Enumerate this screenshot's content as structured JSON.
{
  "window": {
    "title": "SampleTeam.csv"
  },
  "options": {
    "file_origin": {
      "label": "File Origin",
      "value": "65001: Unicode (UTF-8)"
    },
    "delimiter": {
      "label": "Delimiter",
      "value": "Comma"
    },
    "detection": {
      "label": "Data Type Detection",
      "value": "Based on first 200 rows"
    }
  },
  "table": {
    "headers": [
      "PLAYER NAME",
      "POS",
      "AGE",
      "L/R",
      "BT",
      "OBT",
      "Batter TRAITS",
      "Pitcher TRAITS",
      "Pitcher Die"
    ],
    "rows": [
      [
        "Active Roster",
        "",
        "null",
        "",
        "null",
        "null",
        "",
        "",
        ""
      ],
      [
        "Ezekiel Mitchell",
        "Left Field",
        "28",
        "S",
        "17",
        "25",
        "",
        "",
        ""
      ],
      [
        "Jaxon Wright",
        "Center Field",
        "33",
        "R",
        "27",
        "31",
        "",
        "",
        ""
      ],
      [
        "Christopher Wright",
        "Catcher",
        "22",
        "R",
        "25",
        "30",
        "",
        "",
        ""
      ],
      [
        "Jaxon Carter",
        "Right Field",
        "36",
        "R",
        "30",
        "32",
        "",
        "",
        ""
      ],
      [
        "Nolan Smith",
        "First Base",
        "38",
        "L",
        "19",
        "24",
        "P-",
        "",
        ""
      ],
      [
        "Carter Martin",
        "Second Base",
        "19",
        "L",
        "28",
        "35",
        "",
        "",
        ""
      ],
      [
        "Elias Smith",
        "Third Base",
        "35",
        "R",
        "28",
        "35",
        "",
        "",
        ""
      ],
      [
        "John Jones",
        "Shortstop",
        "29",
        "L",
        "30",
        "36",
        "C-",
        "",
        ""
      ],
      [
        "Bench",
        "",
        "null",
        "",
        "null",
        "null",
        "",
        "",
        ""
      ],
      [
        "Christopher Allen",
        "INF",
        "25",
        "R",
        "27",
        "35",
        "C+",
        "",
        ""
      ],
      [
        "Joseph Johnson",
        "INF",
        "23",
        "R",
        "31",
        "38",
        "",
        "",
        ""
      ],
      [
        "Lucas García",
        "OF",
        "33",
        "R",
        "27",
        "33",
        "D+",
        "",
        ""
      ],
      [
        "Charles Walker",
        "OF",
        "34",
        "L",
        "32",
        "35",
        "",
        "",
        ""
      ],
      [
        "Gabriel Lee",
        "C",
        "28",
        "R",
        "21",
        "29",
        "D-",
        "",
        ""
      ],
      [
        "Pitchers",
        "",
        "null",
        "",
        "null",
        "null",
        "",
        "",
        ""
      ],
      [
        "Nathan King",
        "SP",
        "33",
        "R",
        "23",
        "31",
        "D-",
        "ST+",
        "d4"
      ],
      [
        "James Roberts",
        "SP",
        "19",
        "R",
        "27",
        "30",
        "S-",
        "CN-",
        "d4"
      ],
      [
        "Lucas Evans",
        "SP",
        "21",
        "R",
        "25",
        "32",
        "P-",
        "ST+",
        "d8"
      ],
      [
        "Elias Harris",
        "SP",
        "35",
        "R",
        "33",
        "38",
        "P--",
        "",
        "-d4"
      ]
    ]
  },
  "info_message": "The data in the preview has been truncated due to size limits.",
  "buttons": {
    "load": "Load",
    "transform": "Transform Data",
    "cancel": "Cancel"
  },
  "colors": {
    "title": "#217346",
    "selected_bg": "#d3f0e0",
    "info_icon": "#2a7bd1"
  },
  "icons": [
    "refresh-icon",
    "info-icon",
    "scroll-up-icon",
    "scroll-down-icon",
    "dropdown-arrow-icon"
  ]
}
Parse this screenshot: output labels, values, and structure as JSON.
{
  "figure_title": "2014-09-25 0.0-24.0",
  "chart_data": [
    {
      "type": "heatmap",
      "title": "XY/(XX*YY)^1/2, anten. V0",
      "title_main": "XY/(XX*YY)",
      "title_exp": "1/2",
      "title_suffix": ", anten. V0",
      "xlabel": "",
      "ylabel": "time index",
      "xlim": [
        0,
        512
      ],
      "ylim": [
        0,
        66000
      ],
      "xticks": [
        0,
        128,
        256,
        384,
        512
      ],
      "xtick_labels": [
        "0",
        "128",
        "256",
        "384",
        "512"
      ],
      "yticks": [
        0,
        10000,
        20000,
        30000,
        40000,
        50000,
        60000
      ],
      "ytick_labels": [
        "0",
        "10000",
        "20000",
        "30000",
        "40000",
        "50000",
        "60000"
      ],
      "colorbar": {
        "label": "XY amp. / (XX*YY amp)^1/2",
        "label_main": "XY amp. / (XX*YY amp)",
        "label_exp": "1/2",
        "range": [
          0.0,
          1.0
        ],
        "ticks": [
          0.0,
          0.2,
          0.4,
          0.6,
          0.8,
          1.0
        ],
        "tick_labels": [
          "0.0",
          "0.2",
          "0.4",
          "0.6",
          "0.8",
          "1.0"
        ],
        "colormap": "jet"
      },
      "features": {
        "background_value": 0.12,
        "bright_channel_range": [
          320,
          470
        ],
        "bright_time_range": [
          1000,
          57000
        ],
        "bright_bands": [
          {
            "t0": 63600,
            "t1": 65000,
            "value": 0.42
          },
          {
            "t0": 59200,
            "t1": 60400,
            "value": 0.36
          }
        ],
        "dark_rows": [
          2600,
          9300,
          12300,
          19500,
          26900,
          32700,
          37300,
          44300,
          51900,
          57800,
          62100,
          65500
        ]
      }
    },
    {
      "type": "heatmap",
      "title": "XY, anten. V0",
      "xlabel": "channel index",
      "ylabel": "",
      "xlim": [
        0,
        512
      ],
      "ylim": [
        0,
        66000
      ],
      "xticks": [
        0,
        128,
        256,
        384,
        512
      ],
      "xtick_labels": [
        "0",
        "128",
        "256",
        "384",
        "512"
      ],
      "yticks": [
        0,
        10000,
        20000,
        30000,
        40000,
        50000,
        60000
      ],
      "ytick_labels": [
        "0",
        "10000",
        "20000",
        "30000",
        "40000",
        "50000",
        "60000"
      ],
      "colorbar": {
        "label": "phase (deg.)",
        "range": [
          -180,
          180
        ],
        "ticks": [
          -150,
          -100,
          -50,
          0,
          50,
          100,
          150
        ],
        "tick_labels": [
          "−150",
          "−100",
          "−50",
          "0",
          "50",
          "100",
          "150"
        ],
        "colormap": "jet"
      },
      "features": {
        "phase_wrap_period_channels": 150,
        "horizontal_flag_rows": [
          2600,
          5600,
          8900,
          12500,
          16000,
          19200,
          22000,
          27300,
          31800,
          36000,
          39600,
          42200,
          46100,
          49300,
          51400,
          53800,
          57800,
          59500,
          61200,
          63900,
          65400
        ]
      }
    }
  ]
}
________________
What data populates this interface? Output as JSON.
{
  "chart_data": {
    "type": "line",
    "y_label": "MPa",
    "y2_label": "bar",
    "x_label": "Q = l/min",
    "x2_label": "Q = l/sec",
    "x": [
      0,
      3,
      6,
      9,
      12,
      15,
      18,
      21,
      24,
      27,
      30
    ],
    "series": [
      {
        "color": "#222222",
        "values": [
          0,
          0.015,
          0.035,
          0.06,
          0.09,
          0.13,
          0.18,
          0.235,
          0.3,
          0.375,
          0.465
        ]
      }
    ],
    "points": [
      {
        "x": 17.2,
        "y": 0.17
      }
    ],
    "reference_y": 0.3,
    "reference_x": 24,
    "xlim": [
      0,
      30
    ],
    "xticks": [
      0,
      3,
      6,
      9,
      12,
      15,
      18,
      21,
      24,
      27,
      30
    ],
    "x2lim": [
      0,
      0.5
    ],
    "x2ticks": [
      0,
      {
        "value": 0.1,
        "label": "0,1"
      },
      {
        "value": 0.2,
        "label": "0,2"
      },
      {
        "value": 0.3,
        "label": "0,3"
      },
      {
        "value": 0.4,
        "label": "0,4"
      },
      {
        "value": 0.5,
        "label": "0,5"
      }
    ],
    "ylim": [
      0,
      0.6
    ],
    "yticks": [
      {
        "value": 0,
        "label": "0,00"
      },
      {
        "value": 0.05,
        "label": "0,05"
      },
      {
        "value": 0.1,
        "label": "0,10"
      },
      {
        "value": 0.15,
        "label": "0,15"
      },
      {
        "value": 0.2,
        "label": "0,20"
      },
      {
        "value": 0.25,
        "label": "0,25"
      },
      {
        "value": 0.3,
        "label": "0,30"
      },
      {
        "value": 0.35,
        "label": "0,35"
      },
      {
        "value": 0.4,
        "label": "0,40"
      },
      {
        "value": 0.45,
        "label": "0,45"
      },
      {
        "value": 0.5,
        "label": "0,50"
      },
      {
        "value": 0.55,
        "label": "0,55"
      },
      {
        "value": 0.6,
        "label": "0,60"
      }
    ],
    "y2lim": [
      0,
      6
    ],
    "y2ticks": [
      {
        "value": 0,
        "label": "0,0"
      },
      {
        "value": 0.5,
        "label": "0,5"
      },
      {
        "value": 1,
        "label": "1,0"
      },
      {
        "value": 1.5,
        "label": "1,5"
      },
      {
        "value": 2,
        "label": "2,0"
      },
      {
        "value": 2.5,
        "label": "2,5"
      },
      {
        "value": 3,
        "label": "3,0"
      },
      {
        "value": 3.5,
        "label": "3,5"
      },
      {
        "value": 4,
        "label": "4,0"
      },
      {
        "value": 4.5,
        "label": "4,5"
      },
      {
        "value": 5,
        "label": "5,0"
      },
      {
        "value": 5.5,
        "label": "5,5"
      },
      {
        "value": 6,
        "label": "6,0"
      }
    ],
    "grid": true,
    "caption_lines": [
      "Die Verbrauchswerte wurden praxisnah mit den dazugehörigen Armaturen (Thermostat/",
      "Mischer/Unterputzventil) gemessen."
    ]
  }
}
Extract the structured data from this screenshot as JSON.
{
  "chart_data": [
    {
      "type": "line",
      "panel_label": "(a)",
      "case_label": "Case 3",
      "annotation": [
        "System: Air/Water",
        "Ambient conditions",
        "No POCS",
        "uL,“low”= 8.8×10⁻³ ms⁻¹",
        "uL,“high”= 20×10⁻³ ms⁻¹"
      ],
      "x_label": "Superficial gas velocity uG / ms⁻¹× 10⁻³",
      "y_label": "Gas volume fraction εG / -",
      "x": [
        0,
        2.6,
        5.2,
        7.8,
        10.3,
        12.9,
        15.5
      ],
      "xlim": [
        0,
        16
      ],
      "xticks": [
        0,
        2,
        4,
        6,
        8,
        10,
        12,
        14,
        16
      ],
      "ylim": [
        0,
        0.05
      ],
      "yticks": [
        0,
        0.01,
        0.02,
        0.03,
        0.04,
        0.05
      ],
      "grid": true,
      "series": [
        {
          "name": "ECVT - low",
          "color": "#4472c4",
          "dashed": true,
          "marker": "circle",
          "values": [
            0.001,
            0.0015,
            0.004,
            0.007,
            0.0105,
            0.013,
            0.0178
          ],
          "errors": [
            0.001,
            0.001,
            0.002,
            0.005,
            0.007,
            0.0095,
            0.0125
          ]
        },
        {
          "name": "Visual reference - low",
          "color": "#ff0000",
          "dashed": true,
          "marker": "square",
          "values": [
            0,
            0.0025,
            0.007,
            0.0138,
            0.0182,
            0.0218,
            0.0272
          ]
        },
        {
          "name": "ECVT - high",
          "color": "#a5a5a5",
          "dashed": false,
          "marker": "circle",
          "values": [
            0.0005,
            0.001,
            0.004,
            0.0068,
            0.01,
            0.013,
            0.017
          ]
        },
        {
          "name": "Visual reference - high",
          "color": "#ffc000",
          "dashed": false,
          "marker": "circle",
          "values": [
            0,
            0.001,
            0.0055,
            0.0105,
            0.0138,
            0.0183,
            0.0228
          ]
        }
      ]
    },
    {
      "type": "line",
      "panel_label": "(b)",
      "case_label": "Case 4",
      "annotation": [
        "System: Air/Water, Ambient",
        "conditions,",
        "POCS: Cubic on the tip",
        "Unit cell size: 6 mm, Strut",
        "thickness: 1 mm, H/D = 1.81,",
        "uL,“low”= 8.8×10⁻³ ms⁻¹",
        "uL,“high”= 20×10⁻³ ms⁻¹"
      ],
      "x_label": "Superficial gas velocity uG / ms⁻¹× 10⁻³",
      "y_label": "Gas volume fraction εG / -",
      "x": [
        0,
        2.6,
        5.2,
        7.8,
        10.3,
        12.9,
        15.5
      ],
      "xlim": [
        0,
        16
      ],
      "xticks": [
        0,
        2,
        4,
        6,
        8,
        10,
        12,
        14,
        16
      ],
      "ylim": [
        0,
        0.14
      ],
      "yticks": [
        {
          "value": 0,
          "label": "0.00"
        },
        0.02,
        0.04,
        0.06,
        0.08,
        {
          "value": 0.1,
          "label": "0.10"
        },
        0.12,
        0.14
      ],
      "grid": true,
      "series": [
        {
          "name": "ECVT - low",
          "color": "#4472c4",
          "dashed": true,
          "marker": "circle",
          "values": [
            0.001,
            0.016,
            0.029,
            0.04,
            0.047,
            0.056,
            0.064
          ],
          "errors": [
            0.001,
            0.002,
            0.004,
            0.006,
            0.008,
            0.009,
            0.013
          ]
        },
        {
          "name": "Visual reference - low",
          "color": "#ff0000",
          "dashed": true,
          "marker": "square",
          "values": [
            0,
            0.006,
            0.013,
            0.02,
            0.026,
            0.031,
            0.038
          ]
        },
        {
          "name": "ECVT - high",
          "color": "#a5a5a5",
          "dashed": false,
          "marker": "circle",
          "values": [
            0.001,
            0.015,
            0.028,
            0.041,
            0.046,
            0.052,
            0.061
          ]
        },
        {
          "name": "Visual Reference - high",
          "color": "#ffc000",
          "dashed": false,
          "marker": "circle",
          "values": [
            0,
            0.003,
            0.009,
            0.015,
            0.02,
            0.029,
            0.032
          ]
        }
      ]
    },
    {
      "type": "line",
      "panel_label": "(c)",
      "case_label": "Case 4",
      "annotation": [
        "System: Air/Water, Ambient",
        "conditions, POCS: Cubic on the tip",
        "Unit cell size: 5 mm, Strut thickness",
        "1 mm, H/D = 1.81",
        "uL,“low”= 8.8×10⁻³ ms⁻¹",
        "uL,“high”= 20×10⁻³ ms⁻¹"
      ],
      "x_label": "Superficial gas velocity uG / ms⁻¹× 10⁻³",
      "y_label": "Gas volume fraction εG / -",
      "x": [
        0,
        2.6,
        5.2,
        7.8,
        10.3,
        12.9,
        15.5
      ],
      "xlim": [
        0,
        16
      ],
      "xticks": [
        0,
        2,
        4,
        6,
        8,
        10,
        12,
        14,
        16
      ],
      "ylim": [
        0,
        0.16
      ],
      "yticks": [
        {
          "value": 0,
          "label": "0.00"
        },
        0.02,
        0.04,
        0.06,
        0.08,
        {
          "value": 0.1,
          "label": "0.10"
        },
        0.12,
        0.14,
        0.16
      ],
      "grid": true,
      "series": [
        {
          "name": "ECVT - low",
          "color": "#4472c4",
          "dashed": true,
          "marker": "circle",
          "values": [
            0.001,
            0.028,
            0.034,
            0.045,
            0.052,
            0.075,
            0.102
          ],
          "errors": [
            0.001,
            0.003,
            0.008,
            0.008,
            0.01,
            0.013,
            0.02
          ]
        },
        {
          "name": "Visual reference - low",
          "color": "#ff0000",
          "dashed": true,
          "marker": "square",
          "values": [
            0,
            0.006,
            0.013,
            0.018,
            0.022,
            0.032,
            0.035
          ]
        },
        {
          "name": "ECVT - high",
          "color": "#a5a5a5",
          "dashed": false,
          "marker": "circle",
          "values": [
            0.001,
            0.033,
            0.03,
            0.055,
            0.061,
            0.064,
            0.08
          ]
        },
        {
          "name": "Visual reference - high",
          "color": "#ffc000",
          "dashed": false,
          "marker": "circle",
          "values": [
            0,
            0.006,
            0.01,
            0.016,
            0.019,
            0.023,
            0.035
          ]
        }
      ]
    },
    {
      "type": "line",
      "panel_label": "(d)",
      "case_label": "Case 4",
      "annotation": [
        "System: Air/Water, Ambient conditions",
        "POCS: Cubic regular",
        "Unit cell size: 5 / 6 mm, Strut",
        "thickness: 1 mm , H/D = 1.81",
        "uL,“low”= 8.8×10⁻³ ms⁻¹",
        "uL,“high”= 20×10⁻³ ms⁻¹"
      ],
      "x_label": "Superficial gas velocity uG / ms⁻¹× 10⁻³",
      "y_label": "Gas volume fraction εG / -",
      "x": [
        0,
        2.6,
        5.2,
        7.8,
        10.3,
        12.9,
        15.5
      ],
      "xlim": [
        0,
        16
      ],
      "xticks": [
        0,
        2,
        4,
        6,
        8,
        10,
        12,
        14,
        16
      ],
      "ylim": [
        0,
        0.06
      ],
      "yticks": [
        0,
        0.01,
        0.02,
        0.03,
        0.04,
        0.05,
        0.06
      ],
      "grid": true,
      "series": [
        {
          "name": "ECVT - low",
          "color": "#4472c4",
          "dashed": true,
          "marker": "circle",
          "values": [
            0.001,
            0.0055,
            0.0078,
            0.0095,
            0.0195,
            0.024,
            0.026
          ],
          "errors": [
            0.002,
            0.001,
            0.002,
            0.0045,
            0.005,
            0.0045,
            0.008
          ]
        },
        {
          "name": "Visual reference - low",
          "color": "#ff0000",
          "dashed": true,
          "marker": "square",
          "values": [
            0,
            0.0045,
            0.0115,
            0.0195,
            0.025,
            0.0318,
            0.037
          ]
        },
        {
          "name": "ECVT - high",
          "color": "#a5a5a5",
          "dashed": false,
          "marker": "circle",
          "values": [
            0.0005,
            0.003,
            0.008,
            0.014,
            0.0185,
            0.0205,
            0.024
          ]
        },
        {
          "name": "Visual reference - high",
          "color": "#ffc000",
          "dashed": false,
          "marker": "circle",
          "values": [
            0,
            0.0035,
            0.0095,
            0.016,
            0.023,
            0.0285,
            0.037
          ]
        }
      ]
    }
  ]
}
________________
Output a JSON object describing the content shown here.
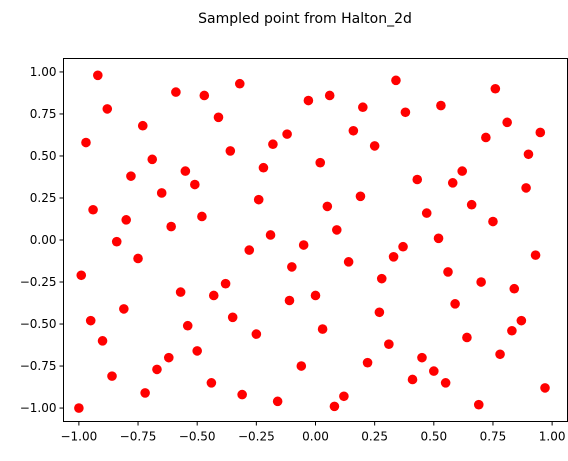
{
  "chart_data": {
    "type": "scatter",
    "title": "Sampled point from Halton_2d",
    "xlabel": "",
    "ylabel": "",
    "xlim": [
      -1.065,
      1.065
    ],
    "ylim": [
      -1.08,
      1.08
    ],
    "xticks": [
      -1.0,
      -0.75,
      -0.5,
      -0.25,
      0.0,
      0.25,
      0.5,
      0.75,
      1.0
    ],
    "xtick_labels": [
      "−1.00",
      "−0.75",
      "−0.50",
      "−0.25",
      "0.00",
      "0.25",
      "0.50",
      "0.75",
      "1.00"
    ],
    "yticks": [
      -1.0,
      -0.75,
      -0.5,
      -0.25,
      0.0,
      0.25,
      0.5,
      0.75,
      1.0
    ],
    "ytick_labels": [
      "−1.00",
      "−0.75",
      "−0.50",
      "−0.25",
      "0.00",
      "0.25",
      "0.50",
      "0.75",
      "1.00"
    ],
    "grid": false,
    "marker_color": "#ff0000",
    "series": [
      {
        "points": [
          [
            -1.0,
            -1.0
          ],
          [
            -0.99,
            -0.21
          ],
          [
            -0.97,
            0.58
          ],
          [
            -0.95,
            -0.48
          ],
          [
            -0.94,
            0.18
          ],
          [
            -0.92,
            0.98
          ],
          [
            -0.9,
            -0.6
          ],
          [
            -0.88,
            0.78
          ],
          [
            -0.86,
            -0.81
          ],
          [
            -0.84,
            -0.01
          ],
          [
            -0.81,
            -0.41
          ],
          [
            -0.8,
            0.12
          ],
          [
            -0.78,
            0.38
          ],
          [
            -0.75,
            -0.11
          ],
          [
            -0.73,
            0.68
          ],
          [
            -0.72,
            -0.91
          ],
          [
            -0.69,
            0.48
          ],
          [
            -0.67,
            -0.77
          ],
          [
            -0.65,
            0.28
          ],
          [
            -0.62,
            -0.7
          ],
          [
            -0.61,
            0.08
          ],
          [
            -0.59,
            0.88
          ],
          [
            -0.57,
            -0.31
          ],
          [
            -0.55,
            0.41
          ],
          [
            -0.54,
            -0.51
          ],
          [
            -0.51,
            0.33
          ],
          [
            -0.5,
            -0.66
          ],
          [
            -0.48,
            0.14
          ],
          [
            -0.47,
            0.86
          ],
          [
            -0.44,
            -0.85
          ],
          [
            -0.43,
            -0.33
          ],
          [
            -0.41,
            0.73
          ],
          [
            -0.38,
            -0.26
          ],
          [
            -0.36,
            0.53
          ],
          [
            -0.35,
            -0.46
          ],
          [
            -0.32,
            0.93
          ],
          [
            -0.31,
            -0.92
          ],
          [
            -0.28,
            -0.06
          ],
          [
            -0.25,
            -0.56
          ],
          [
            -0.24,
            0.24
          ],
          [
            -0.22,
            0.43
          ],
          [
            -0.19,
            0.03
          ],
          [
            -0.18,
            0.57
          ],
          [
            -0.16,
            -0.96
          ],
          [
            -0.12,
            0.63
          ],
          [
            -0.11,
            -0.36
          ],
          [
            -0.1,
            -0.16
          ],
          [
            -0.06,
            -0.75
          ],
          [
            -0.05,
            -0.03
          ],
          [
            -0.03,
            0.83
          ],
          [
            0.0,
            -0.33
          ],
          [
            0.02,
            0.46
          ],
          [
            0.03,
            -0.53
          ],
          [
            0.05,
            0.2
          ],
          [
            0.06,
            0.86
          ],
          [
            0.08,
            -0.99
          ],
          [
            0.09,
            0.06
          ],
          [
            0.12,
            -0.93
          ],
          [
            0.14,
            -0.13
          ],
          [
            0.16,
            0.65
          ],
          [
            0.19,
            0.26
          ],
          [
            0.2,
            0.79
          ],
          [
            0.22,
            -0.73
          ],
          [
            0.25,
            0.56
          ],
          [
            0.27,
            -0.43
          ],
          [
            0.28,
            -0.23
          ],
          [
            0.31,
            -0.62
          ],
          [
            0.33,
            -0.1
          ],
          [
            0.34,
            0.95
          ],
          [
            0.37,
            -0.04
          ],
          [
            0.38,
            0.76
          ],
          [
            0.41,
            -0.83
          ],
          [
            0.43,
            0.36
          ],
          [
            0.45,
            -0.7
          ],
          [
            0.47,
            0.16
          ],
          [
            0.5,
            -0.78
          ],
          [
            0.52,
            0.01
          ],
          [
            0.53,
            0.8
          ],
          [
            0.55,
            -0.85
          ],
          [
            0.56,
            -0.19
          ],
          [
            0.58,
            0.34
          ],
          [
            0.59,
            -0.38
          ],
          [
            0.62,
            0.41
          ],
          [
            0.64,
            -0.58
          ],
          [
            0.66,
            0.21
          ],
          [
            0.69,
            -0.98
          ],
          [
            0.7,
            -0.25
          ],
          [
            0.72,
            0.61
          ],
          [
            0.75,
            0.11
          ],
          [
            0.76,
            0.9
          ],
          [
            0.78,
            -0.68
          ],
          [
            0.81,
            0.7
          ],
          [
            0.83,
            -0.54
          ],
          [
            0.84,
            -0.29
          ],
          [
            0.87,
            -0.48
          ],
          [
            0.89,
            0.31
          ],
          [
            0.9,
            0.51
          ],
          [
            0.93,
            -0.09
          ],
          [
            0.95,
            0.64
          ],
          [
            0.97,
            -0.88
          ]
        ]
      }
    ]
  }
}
________________
Look over the listing. Pull out every line with the string "content" in it.

◆ **Written reply**
Enumerate this screenshot's content as structured JSON.
Output a JSON object describing the content shown here.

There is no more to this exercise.